Items from a dataset
========

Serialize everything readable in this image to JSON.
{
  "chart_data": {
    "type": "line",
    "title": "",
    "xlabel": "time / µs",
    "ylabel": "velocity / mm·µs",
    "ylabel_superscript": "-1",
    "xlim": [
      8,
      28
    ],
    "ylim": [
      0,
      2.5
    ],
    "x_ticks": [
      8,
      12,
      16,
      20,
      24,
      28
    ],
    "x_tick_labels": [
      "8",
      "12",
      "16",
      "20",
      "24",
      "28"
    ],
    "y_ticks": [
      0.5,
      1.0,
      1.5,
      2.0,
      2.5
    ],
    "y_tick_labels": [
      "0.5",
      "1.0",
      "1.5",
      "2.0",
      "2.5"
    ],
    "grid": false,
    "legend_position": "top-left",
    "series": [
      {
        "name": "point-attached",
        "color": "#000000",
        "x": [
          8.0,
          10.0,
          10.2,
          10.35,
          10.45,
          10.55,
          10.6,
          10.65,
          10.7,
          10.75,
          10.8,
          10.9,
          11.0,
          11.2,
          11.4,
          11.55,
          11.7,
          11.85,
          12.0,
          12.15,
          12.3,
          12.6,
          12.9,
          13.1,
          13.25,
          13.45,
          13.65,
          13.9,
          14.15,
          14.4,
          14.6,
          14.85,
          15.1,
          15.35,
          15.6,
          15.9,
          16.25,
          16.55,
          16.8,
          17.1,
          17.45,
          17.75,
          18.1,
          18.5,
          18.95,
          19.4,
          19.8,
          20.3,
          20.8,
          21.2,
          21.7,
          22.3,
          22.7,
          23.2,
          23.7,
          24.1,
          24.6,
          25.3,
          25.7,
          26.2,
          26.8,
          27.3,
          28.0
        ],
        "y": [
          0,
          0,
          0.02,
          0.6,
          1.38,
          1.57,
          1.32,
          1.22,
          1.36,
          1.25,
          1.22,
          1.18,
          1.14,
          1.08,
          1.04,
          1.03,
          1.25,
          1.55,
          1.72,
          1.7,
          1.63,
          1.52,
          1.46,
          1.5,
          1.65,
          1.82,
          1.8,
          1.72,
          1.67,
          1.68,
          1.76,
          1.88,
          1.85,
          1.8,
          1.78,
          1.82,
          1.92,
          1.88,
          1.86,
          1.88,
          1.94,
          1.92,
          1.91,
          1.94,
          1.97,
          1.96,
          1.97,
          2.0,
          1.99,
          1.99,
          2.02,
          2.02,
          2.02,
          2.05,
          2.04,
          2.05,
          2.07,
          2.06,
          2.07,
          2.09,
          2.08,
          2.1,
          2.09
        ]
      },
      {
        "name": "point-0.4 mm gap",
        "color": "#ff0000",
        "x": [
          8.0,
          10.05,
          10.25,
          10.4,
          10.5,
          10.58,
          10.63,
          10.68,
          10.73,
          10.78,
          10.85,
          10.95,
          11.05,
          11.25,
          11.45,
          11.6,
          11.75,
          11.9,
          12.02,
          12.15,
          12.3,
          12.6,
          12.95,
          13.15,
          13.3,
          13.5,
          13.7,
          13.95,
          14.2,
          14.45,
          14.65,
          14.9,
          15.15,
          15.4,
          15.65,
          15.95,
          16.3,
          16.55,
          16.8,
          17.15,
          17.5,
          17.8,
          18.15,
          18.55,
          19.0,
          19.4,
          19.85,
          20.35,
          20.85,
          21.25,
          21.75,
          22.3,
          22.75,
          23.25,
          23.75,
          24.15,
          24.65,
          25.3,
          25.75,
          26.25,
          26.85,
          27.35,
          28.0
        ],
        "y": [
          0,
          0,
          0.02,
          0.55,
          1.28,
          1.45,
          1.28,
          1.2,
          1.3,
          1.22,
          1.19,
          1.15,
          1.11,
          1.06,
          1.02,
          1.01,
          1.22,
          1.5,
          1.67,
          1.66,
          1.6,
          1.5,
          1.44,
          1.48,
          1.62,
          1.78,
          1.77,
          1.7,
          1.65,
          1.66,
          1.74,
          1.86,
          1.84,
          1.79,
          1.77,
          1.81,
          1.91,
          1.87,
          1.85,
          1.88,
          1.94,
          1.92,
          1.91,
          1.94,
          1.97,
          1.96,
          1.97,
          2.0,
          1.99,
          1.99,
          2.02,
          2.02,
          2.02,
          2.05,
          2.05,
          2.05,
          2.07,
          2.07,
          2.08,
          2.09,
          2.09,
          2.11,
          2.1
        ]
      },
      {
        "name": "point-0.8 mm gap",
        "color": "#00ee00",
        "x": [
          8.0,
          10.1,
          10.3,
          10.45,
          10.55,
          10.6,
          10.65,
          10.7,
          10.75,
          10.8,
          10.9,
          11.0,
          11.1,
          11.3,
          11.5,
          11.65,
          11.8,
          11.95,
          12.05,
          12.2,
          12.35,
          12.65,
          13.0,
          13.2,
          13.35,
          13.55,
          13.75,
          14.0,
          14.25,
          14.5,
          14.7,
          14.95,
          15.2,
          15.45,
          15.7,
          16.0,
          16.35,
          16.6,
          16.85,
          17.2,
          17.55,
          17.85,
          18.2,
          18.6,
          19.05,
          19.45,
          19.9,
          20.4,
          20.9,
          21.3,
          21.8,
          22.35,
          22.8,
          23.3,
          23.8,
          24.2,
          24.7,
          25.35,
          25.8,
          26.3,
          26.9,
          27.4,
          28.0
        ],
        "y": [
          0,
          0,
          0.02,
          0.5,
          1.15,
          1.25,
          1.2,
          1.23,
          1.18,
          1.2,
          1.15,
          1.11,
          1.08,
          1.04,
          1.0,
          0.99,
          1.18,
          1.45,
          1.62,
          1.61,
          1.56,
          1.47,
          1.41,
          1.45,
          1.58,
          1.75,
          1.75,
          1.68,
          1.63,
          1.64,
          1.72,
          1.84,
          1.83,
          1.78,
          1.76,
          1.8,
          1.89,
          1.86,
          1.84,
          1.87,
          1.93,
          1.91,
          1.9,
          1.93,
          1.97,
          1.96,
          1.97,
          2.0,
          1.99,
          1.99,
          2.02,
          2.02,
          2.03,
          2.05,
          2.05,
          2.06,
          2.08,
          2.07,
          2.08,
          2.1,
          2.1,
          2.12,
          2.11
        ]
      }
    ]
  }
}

========

Scan the entries above. Copy each line that has the string "name".

        "name": "point-attached",
        "name": "point-0.4 mm gap",
        "name": "point-0.8 mm gap",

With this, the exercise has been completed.